-- Start --
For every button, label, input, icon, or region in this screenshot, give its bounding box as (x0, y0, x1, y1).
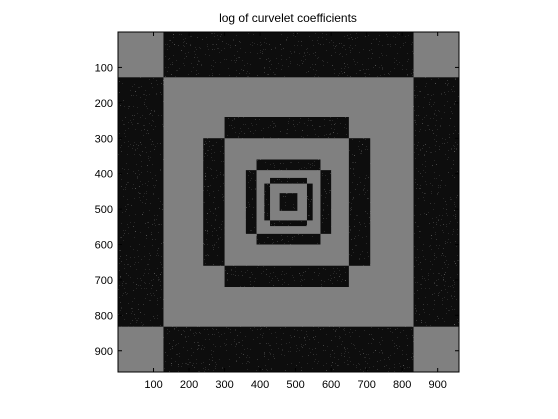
y-tick-label: 900 (95, 346, 113, 358)
plot-area (118, 32, 459, 372)
region-scale-3-top (224, 117, 349, 139)
x-tick-label: 200 (180, 379, 198, 391)
region-scale-2-top (256, 159, 321, 171)
x-tick-label: 800 (393, 379, 411, 391)
x-tick-label: 700 (357, 379, 375, 391)
region-finest-scale-right (413, 77, 459, 327)
region-scale-2-bottom (256, 233, 321, 245)
x-tick-label: 900 (429, 379, 447, 391)
region-finest-scale-left (118, 77, 164, 327)
x-tick-label: 300 (215, 379, 233, 391)
region-scale-1-left (264, 183, 271, 221)
x-tick-label: 500 (286, 379, 304, 391)
x-tick-label: 400 (251, 379, 269, 391)
y-tick-label: 700 (95, 275, 113, 287)
region-scale-3-left (203, 138, 225, 266)
y-tick-label: 800 (95, 310, 113, 322)
region-scale-1-bottom (270, 220, 307, 227)
y-tick-label: 400 (95, 169, 113, 181)
region-scale-2-right (320, 170, 332, 234)
region-finest-scale-top (163, 32, 414, 78)
region-scale-1-top (270, 177, 307, 184)
region-scale-2-left (245, 170, 257, 234)
axes-frame (117, 31, 460, 373)
y-tick-label: 100 (95, 62, 113, 74)
region-coarse-scale-center (279, 193, 298, 211)
y-tick-label: 200 (95, 98, 113, 110)
region-finest-scale-bottom (163, 326, 414, 372)
region-scale-3-bottom (224, 265, 349, 287)
y-tick-label: 300 (95, 133, 113, 145)
region-scale-3-right (348, 138, 371, 266)
x-tick-label: 600 (322, 379, 340, 391)
region-scale-1-right (306, 183, 313, 221)
y-axis: 100 200 300 400 500 600 700 800 900 (95, 62, 459, 358)
chart-title: log of curvelet coefficients (219, 11, 357, 25)
y-tick-label: 500 (95, 204, 113, 216)
x-tick-label: 100 (144, 379, 162, 391)
x-axis: 100 200 300 400 500 600 700 800 900 (144, 32, 447, 391)
y-tick-label: 600 (95, 240, 113, 252)
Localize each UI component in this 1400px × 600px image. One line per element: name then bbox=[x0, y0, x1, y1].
-- End --
Could you edit the part of the listing that opens with the line containing "y-tick-label: 900 (95, 346, 113, 358)" and closes with the line containing "region-scale-3-left (203, 138, 225, 266)", swapping "plot-area" for "chart-area", and return only those lines with nothing else changed?

y-tick-label: 900 (95, 346, 113, 358)
chart-area (118, 32, 459, 372)
region-scale-3-top (224, 117, 349, 139)
x-tick-label: 200 (180, 379, 198, 391)
region-scale-2-top (256, 159, 321, 171)
x-tick-label: 800 (393, 379, 411, 391)
x-tick-label: 700 (357, 379, 375, 391)
region-finest-scale-right (413, 77, 459, 327)
region-scale-2-bottom (256, 233, 321, 245)
x-tick-label: 900 (429, 379, 447, 391)
region-finest-scale-left (118, 77, 164, 327)
x-tick-label: 300 (215, 379, 233, 391)
region-scale-1-left (264, 183, 271, 221)
x-tick-label: 500 (286, 379, 304, 391)
x-tick-label: 400 (251, 379, 269, 391)
y-tick-label: 700 (95, 275, 113, 287)
region-scale-3-left (203, 138, 225, 266)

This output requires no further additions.